_Set exercise:_ Look for the string "integrativa" and copy every line that has it.

(Excerpt from a dataset)
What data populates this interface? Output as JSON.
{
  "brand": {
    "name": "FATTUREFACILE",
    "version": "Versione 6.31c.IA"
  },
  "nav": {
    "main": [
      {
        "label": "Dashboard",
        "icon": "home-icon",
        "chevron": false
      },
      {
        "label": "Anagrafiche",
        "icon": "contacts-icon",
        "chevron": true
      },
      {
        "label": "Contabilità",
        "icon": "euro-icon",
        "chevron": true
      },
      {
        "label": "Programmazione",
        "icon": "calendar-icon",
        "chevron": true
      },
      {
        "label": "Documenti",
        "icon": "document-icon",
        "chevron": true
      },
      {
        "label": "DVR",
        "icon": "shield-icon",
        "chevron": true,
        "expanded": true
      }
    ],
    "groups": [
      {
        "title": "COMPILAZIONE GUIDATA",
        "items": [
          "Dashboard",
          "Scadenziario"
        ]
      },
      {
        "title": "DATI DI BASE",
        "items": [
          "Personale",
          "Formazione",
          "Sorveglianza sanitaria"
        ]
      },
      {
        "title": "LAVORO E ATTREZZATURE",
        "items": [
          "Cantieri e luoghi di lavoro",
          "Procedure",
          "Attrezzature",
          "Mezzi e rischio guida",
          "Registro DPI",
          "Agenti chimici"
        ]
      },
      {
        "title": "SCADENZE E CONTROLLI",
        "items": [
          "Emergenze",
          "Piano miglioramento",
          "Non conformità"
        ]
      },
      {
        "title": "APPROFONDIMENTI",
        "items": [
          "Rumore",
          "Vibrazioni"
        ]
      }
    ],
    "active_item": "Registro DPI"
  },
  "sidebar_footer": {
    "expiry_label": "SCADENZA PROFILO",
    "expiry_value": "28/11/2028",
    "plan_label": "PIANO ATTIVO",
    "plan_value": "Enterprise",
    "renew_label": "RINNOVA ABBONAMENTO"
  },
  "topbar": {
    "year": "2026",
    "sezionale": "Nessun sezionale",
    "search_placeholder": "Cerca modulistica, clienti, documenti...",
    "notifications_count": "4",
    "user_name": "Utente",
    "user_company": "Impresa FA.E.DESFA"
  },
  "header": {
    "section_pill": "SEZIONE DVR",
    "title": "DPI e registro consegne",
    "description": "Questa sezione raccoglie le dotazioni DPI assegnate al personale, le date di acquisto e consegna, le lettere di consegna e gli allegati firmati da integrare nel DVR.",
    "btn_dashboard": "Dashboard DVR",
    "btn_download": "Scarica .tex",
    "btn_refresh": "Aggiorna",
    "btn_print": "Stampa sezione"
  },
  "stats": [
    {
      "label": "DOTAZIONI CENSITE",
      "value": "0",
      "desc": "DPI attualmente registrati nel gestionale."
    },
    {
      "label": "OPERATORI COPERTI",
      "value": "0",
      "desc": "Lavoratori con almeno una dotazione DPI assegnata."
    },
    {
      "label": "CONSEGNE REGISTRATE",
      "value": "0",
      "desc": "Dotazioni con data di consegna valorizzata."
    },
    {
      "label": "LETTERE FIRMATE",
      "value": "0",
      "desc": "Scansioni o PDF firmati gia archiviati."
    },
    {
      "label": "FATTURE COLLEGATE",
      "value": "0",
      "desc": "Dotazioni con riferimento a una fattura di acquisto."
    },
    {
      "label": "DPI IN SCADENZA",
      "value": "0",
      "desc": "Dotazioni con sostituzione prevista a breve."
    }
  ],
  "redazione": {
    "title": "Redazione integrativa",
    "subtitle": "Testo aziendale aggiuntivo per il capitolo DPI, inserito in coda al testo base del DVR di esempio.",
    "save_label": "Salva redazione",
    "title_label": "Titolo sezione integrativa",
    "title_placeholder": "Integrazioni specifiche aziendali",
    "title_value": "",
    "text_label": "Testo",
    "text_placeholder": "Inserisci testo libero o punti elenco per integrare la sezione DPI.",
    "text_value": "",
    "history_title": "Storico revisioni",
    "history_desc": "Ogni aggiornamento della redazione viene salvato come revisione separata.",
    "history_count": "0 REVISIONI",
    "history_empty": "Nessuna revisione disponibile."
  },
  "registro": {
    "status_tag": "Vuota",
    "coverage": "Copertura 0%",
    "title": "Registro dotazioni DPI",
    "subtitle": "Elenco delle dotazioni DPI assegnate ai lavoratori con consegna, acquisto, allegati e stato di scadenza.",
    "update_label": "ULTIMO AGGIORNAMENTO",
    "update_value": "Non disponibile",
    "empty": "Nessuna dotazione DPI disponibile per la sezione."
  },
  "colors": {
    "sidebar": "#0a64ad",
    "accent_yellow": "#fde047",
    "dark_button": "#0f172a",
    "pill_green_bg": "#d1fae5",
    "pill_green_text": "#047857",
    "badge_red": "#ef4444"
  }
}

_Task output:_
    "title": "Redazione integrativa",
    "title_label": "Titolo sezione integrativa",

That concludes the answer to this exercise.